Restate the listing that follows word for word, without its pictures.

>> begin Extracted records

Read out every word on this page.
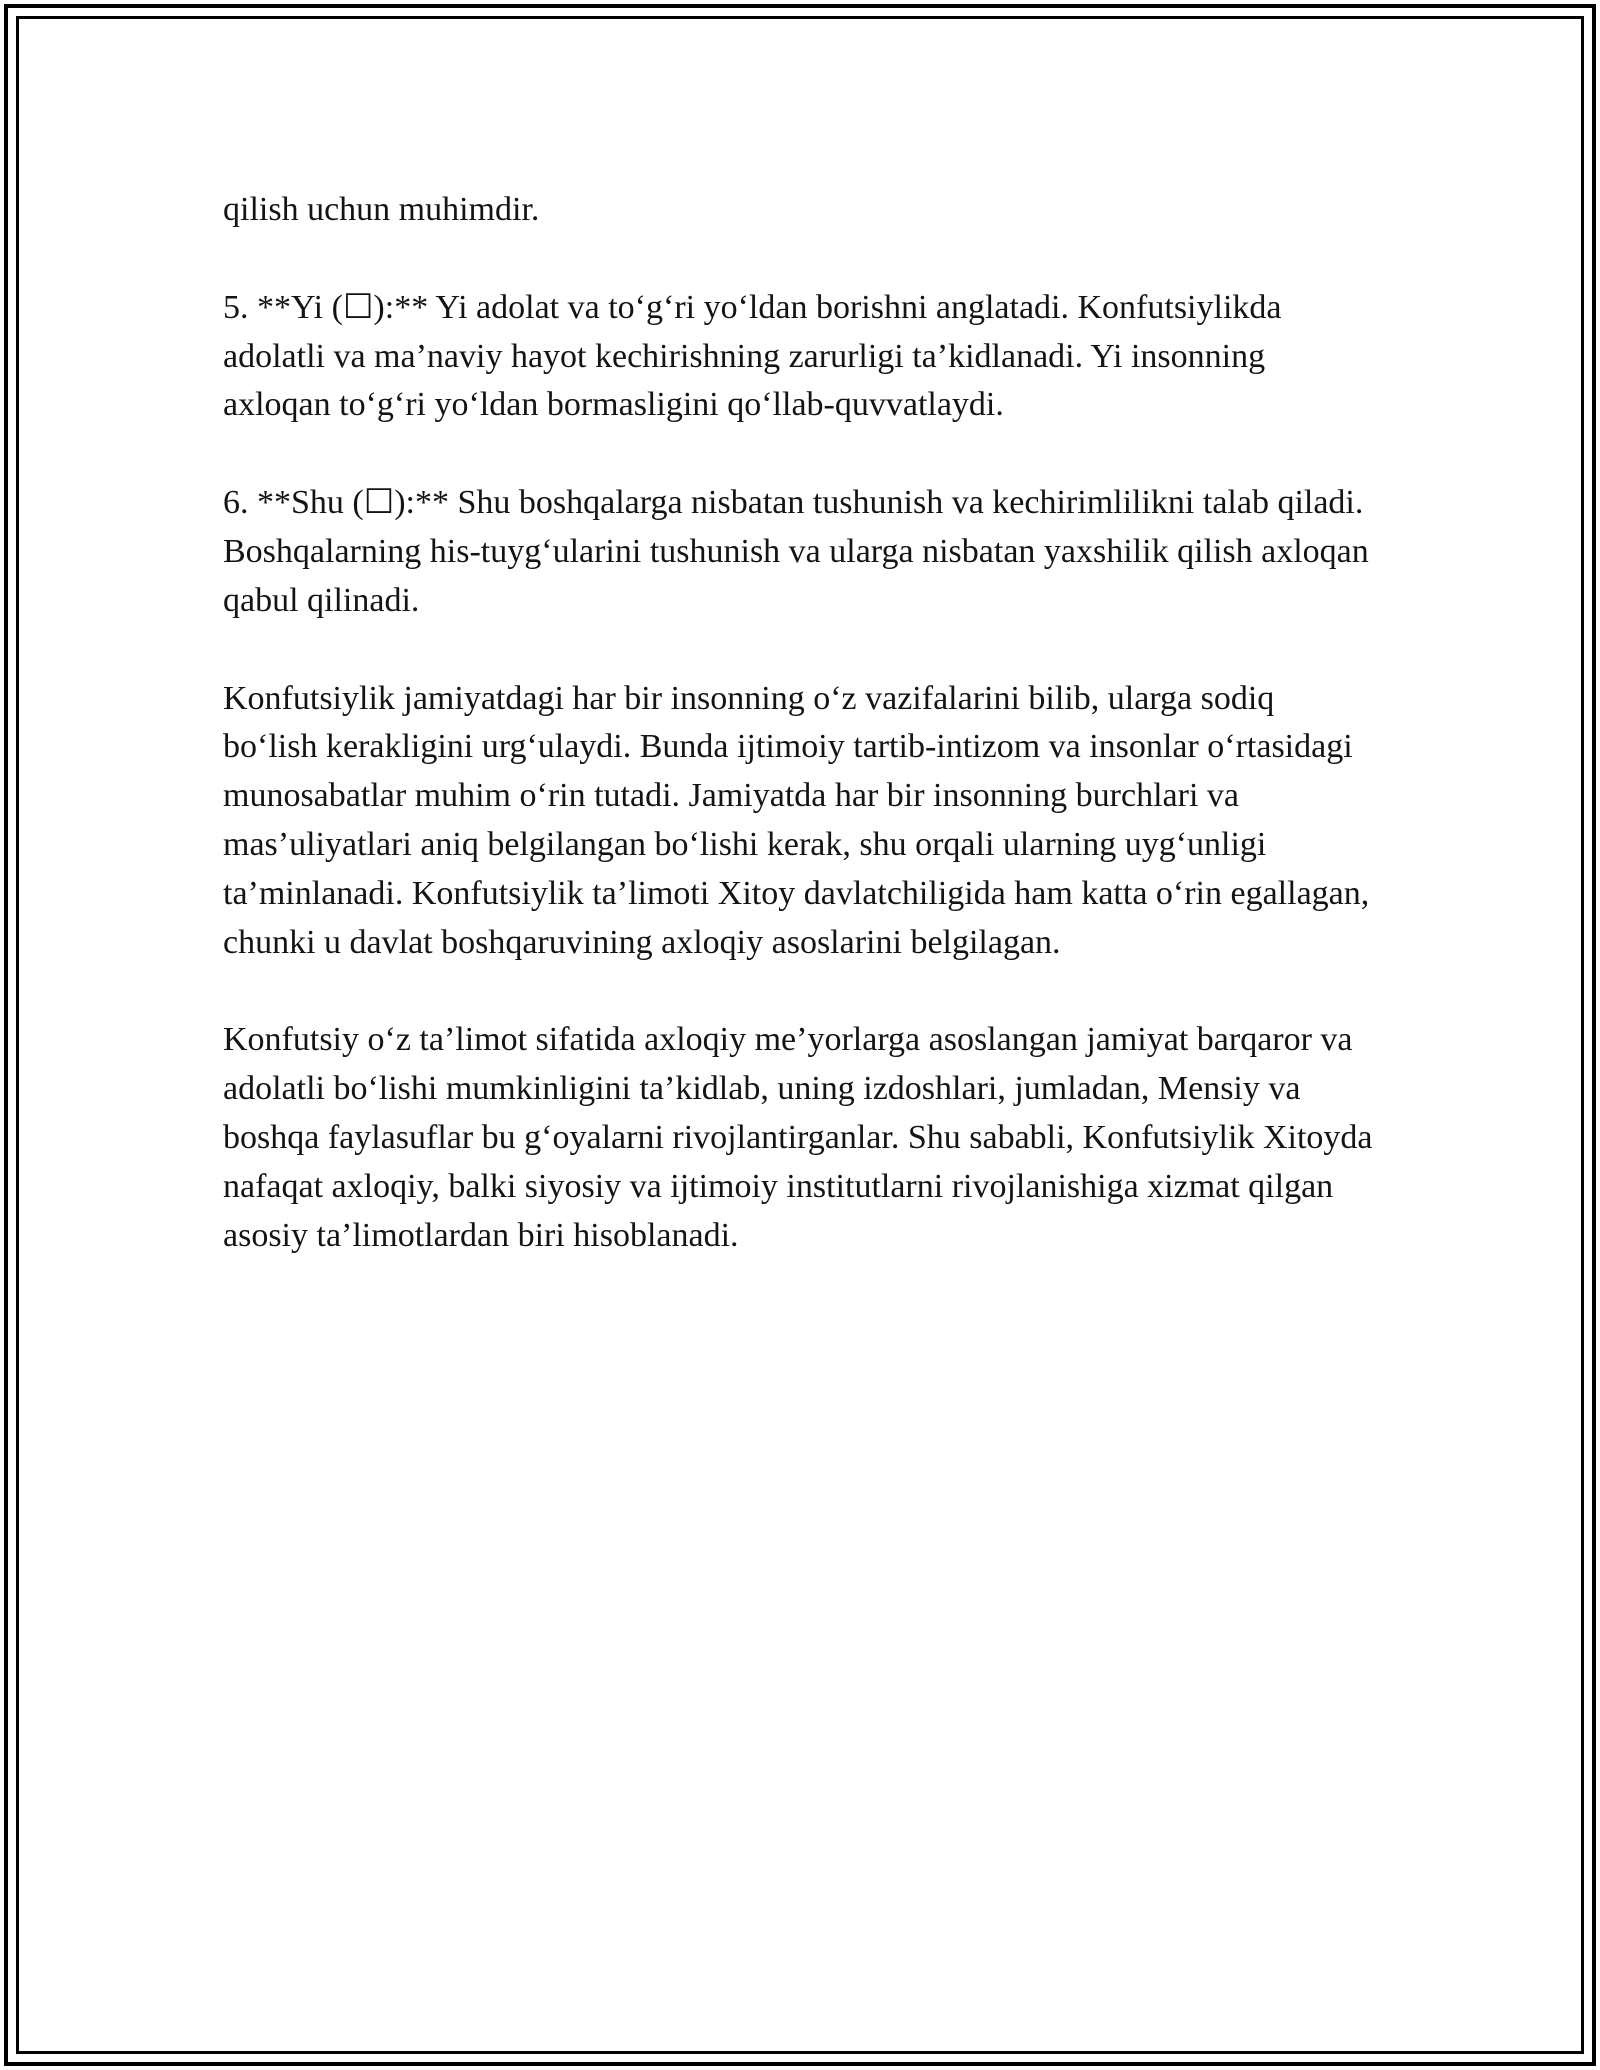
qilish uchun muhimdir.

5. **Yi (☐):** Yi adolat va to‘g‘ri yo‘ldan borishni anglatadi. Konfutsiylikda adolatli va ma’naviy hayot kechirishning zarurligi ta’kidlanadi. Yi insonning axloqan to‘g‘ri yo‘ldan bormasligini qo‘llab-quvvatlaydi.

6. **Shu (☐):** Shu boshqalarga nisbatan tushunish va kechirimlilikni talab qiladi. Boshqalarning his-tuyg‘ularini tushunish va ularga nisbatan yaxshilik qilish axloqan qabul qilinadi.

Konfutsiylik jamiyatdagi har bir insonning o‘z vazifalarini bilib, ularga sodiq bo‘lish kerakligini urg‘ulaydi. Bunda ijtimoiy tartib-intizom va insonlar o‘rtasidagi munosabatlar muhim o‘rin tutadi. Jamiyatda har bir insonning burchlari va mas’uliyatlari aniq belgilangan bo‘lishi kerak, shu orqali ularning uyg‘unligi ta’minlanadi. Konfutsiylik ta’limoti Xitoy davlatchiligida ham katta o‘rin egallagan, chunki u davlat boshqaruvining axloqiy asoslarini belgilagan.

Konfutsiy o‘z ta’limot sifatida axloqiy me’yorlarga asoslangan jamiyat barqaror va adolatli bo‘lishi mumkinligini ta’kidlab, uning izdoshlari, jumladan, Mensiy va boshqa faylasuflar bu g‘oyalarni rivojlantirganlar. Shu sababli, Konfutsiylik Xitoyda nafaqat axloqiy, balki siyosiy va ijtimoiy institutlarni rivojlanishiga xizmat qilgan asosiy ta’limotlardan biri hisoblanadi.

>> end Extracted records

__Output for this task__
Read out every word on this page.
qilish uchun muhimdir.

5. **Yi (☐):** Yi adolat va to‘g‘ri yo‘ldan borishni anglatadi. Konfutsiylikda adolatli va ma’naviy hayot kechirishning zarurligi ta’kidlanadi. Yi insonning axloqan to‘g‘ri yo‘ldan bormasligini qo‘llab-quvvatlaydi.

6. **Shu (☐):** Shu boshqalarga nisbatan tushunish va kechirimlilikni talab qiladi. Boshqalarning his-tuyg‘ularini tushunish va ularga nisbatan yaxshilik qilish axloqan qabul qilinadi.

Konfutsiylik jamiyatdagi har bir insonning o‘z vazifalarini bilib, ularga sodiq bo‘lish kerakligini urg‘ulaydi. Bunda ijtimoiy tartib-intizom va insonlar o‘rtasidagi munosabatlar muhim o‘rin tutadi. Jamiyatda har bir insonning burchlari va mas’uliyatlari aniq belgilangan bo‘lishi kerak, shu orqali ularning uyg‘unligi ta’minlanadi. Konfutsiylik ta’limoti Xitoy davlatchiligida ham katta o‘rin egallagan, chunki u davlat boshqaruvining axloqiy asoslarini belgilagan.

Konfutsiy o‘z ta’limot sifatida axloqiy me’yorlarga asoslangan jamiyat barqaror va adolatli bo‘lishi mumkinligini ta’kidlab, uning izdoshlari, jumladan, Mensiy va boshqa faylasuflar bu g‘oyalarni rivojlantirganlar. Shu sababli, Konfutsiylik Xitoyda nafaqat axloqiy, balki siyosiy va ijtimoiy institutlarni rivojlanishiga xizmat qilgan asosiy ta’limotlardan biri hisoblanadi.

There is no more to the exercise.